◆ SHORT EXERCISE ◆
Please quote the material exactly, every line of it.

[Source data]
┄┄┄┄┄┄

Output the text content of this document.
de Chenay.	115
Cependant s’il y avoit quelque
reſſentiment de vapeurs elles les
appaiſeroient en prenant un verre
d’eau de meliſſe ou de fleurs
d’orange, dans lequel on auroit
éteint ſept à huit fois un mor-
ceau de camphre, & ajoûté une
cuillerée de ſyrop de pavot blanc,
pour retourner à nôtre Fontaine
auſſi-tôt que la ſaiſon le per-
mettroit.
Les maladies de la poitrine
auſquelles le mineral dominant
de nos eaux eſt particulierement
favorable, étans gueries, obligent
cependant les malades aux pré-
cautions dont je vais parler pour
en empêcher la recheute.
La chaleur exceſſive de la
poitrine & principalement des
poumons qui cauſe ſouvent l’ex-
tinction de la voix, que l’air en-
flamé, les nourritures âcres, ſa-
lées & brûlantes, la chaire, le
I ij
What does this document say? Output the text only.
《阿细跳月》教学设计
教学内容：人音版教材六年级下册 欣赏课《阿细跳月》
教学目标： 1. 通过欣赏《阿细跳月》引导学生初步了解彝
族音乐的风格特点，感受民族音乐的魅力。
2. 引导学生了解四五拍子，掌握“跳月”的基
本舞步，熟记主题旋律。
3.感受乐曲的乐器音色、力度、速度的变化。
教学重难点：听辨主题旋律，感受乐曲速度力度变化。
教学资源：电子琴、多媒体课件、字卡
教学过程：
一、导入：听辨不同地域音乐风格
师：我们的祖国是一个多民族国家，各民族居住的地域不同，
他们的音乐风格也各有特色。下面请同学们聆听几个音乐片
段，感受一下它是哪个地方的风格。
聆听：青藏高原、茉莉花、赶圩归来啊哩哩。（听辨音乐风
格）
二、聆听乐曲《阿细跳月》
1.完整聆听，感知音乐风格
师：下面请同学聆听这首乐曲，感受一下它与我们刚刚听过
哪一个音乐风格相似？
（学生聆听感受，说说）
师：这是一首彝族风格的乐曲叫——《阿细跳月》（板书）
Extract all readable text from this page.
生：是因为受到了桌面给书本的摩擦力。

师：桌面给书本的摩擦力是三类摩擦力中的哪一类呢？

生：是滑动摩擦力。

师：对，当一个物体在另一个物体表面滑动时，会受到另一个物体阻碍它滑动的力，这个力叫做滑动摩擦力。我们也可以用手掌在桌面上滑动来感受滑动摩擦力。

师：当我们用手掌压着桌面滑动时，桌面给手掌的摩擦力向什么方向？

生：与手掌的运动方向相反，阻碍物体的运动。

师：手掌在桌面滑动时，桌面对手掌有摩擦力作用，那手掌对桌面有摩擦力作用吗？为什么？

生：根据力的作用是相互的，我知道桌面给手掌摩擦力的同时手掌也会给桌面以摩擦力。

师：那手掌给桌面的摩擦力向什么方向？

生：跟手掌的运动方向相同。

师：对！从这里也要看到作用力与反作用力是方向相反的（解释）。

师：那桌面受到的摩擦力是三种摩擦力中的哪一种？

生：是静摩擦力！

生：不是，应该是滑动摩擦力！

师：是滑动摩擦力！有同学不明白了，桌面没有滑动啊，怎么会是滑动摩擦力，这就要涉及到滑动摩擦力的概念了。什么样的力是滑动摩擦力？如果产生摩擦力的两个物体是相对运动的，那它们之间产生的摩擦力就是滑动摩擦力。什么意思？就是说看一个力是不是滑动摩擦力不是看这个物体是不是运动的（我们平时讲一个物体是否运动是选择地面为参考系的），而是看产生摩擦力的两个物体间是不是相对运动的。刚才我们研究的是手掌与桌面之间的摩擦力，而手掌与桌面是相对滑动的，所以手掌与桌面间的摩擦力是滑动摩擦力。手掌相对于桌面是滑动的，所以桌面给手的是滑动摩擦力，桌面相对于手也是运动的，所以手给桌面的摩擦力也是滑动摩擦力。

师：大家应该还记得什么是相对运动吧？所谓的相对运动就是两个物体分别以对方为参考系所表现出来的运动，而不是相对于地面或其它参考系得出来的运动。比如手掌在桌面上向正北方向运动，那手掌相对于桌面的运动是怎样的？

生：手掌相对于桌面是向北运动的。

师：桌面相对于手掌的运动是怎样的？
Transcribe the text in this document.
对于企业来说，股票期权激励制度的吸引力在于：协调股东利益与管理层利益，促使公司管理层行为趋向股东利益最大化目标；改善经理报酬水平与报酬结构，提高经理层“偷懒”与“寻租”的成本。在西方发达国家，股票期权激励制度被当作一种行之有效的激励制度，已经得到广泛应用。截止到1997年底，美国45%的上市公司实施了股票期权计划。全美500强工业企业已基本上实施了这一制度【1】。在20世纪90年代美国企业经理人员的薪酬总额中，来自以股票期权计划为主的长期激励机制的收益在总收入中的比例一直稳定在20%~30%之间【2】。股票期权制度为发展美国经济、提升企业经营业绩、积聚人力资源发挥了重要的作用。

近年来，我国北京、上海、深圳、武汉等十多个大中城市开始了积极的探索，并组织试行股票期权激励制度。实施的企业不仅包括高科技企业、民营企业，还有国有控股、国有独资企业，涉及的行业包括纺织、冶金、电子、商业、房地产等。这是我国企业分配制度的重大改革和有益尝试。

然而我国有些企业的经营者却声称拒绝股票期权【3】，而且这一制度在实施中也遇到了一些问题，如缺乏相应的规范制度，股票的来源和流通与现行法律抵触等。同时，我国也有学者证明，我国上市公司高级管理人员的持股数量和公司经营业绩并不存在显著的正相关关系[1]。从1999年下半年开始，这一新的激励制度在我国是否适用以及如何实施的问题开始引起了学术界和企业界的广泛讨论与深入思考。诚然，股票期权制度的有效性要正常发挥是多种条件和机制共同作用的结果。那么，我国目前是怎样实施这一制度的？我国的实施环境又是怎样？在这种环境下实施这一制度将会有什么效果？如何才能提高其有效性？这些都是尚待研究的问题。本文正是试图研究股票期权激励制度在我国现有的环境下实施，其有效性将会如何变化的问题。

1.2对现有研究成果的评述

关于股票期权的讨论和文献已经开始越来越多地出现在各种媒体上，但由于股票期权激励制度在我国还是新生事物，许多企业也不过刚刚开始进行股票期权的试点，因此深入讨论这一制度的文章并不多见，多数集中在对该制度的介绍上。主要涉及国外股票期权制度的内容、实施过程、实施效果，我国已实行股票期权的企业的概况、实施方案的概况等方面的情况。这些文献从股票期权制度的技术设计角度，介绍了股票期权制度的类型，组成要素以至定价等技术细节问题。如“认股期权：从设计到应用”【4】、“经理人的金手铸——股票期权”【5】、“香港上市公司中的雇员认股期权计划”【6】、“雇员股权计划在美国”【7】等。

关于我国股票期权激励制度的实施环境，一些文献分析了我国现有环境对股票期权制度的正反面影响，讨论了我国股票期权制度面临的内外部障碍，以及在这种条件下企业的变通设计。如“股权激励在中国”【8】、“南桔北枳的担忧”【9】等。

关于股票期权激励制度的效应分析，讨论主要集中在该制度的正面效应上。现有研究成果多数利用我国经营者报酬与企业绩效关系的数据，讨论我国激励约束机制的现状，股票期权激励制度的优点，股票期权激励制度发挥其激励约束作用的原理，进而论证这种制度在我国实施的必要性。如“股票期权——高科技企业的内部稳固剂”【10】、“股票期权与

┄┄┄┄┄┄

◆ TASK ANSWER ◆
Output the text content of this document.
de Chenay.	115
Cependant s’il y avoit quelque
reſſentiment de vapeurs elles les
appaiſeroient en prenant un verre
d’eau de meliſſe ou de fleurs
d’orange, dans lequel on auroit
éteint ſept à huit fois un mor-
ceau de camphre, & ajoûté une
cuillerée de ſyrop de pavot blanc,
pour retourner à nôtre Fontaine
auſſi-tôt que la ſaiſon le per-
mettroit.
Les maladies de la poitrine
auſquelles le mineral dominant
de nos eaux eſt particulierement
favorable, étans gueries, obligent
cependant les malades aux pré-
cautions dont je vais parler pour
en empêcher la recheute.
La chaleur exceſſive de la
poitrine & principalement des
poumons qui cauſe ſouvent l’ex-
tinction de la voix, que l’air en-
flamé, les nourritures âcres, ſa-
lées & brûlantes, la chaire, le
I ij
What does this document say? Output the text only.
《阿细跳月》教学设计
教学内容：人音版教材六年级下册 欣赏课《阿细跳月》
教学目标： 1. 通过欣赏《阿细跳月》引导学生初步了解彝
族音乐的风格特点，感受民族音乐的魅力。
2. 引导学生了解四五拍子，掌握“跳月”的基
本舞步，熟记主题旋律。
3.感受乐曲的乐器音色、力度、速度的变化。
教学重难点：听辨主题旋律，感受乐曲速度力度变化。
教学资源：电子琴、多媒体课件、字卡
教学过程：
一、导入：听辨不同地域音乐风格
师：我们的祖国是一个多民族国家，各民族居住的地域不同，
他们的音乐风格也各有特色。下面请同学们聆听几个音乐片
段，感受一下它是哪个地方的风格。
聆听：青藏高原、茉莉花、赶圩归来啊哩哩。（听辨音乐风
格）
二、聆听乐曲《阿细跳月》
1.完整聆听，感知音乐风格
师：下面请同学聆听这首乐曲，感受一下它与我们刚刚听过
哪一个音乐风格相似？
（学生聆听感受，说说）
师：这是一首彝族风格的乐曲叫——《阿细跳月》（板书）
Extract all readable text from this page.
生：是因为受到了桌面给书本的摩擦力。

师：桌面给书本的摩擦力是三类摩擦力中的哪一类呢？

生：是滑动摩擦力。

师：对，当一个物体在另一个物体表面滑动时，会受到另一个物体阻碍它滑动的力，这个力叫做滑动摩擦力。我们也可以用手掌在桌面上滑动来感受滑动摩擦力。

师：当我们用手掌压着桌面滑动时，桌面给手掌的摩擦力向什么方向？

生：与手掌的运动方向相反，阻碍物体的运动。

师：手掌在桌面滑动时，桌面对手掌有摩擦力作用，那手掌对桌面有摩擦力作用吗？为什么？

生：根据力的作用是相互的，我知道桌面给手掌摩擦力的同时手掌也会给桌面以摩擦力。

师：那手掌给桌面的摩擦力向什么方向？

生：跟手掌的运动方向相同。

师：对！从这里也要看到作用力与反作用力是方向相反的（解释）。

师：那桌面受到的摩擦力是三种摩擦力中的哪一种？

生：是静摩擦力！

生：不是，应该是滑动摩擦力！

师：是滑动摩擦力！有同学不明白了，桌面没有滑动啊，怎么会是滑动摩擦力，这就要涉及到滑动摩擦力的概念了。什么样的力是滑动摩擦力？如果产生摩擦力的两个物体是相对运动的，那它们之间产生的摩擦力就是滑动摩擦力。什么意思？就是说看一个力是不是滑动摩擦力不是看这个物体是不是运动的（我们平时讲一个物体是否运动是选择地面为参考系的），而是看产生摩擦力的两个物体间是不是相对运动的。刚才我们研究的是手掌与桌面之间的摩擦力，而手掌与桌面是相对滑动的，所以手掌与桌面间的摩擦力是滑动摩擦力。手掌相对于桌面是滑动的，所以桌面给手的是滑动摩擦力，桌面相对于手也是运动的，所以手给桌面的摩擦力也是滑动摩擦力。

师：大家应该还记得什么是相对运动吧？所谓的相对运动就是两个物体分别以对方为参考系所表现出来的运动，而不是相对于地面或其它参考系得出来的运动。比如手掌在桌面上向正北方向运动，那手掌相对于桌面的运动是怎样的？

生：手掌相对于桌面是向北运动的。

师：桌面相对于手掌的运动是怎样的？
Transcribe the text in this document.
对于企业来说，股票期权激励制度的吸引力在于：协调股东利益与管理层利益，促使公司管理层行为趋向股东利益最大化目标；改善经理报酬水平与报酬结构，提高经理层“偷懒”与“寻租”的成本。在西方发达国家，股票期权激励制度被当作一种行之有效的激励制度，已经得到广泛应用。截止到1997年底，美国45%的上市公司实施了股票期权计划。全美500强工业企业已基本上实施了这一制度【1】。在20世纪90年代美国企业经理人员的薪酬总额中，来自以股票期权计划为主的长期激励机制的收益在总收入中的比例一直稳定在20%~30%之间【2】。股票期权制度为发展美国经济、提升企业经营业绩、积聚人力资源发挥了重要的作用。

近年来，我国北京、上海、深圳、武汉等十多个大中城市开始了积极的探索，并组织试行股票期权激励制度。实施的企业不仅包括高科技企业、民营企业，还有国有控股、国有独资企业，涉及的行业包括纺织、冶金、电子、商业、房地产等。这是我国企业分配制度的重大改革和有益尝试。

然而我国有些企业的经营者却声称拒绝股票期权【3】，而且这一制度在实施中也遇到了一些问题，如缺乏相应的规范制度，股票的来源和流通与现行法律抵触等。同时，我国也有学者证明，我国上市公司高级管理人员的持股数量和公司经营业绩并不存在显著的正相关关系[1]。从1999年下半年开始，这一新的激励制度在我国是否适用以及如何实施的问题开始引起了学术界和企业界的广泛讨论与深入思考。诚然，股票期权制度的有效性要正常发挥是多种条件和机制共同作用的结果。那么，我国目前是怎样实施这一制度的？我国的实施环境又是怎样？在这种环境下实施这一制度将会有什么效果？如何才能提高其有效性？这些都是尚待研究的问题。本文正是试图研究股票期权激励制度在我国现有的环境下实施，其有效性将会如何变化的问题。

1.2对现有研究成果的评述

关于股票期权的讨论和文献已经开始越来越多地出现在各种媒体上，但由于股票期权激励制度在我国还是新生事物，许多企业也不过刚刚开始进行股票期权的试点，因此深入讨论这一制度的文章并不多见，多数集中在对该制度的介绍上。主要涉及国外股票期权制度的内容、实施过程、实施效果，我国已实行股票期权的企业的概况、实施方案的概况等方面的情况。这些文献从股票期权制度的技术设计角度，介绍了股票期权制度的类型，组成要素以至定价等技术细节问题。如“认股期权：从设计到应用”【4】、“经理人的金手铸——股票期权”【5】、“香港上市公司中的雇员认股期权计划”【6】、“雇员股权计划在美国”【7】等。

关于我国股票期权激励制度的实施环境，一些文献分析了我国现有环境对股票期权制度的正反面影响，讨论了我国股票期权制度面临的内外部障碍，以及在这种条件下企业的变通设计。如“股权激励在中国”【8】、“南桔北枳的担忧”【9】等。

关于股票期权激励制度的效应分析，讨论主要集中在该制度的正面效应上。现有研究成果多数利用我国经营者报酬与企业绩效关系的数据，讨论我国激励约束机制的现状，股票期权激励制度的优点，股票期权激励制度发挥其激励约束作用的原理，进而论证这种制度在我国实施的必要性。如“股票期权——高科技企业的内部稳固剂”【10】、“股票期权与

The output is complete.